● Dataset items
◇ ◇ ◇ ◇ ◇

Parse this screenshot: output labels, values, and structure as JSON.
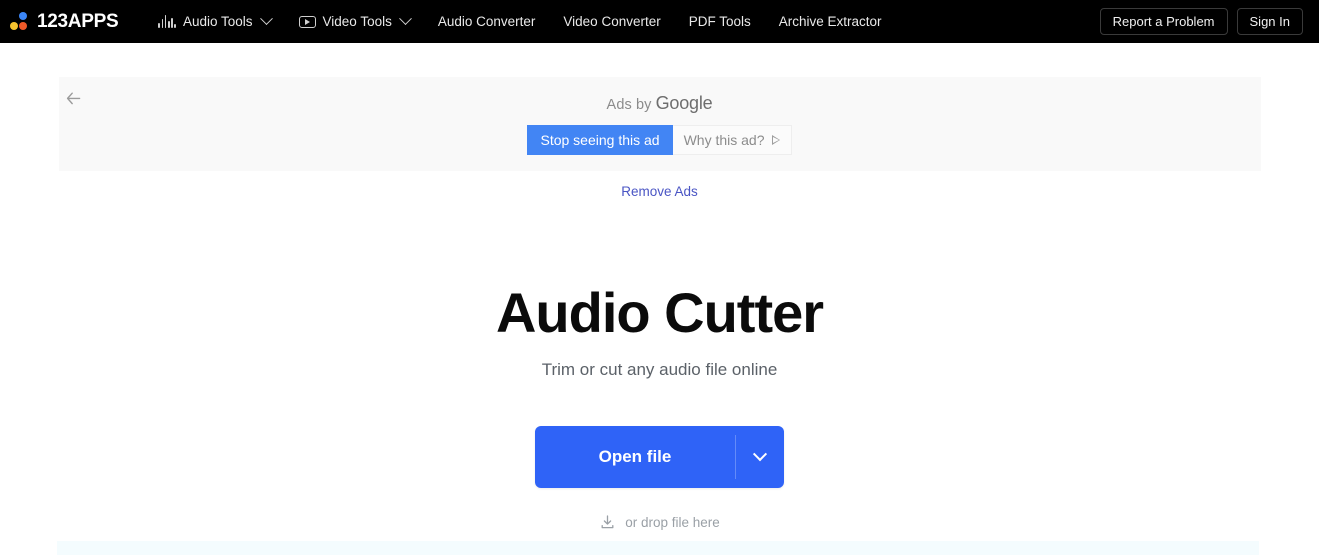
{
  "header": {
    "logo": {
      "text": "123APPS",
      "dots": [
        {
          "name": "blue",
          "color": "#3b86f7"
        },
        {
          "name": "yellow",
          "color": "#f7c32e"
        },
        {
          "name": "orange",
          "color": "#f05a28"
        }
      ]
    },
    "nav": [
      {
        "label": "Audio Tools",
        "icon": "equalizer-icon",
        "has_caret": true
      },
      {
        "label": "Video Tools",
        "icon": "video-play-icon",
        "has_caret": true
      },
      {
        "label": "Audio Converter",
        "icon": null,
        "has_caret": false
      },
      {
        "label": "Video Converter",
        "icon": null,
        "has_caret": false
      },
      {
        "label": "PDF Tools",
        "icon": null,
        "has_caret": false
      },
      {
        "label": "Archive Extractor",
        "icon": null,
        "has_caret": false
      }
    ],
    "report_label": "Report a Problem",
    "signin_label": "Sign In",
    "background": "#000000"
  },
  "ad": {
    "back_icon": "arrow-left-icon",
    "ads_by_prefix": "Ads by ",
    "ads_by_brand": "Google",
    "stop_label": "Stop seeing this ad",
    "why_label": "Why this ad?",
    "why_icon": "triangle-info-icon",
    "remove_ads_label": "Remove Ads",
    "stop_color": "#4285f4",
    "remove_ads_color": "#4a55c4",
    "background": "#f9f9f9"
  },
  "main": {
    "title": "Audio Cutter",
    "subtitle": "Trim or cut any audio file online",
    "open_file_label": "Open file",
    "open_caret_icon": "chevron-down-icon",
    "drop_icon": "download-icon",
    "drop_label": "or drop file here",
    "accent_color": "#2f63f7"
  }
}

◇ ◇ ◇ ◇ ◇

● WORK INSTRUCTIONS
Scan the data above; copy every line where "background" appears.

● THE RESULT
    "background": "#000000"
    "background": "#f9f9f9"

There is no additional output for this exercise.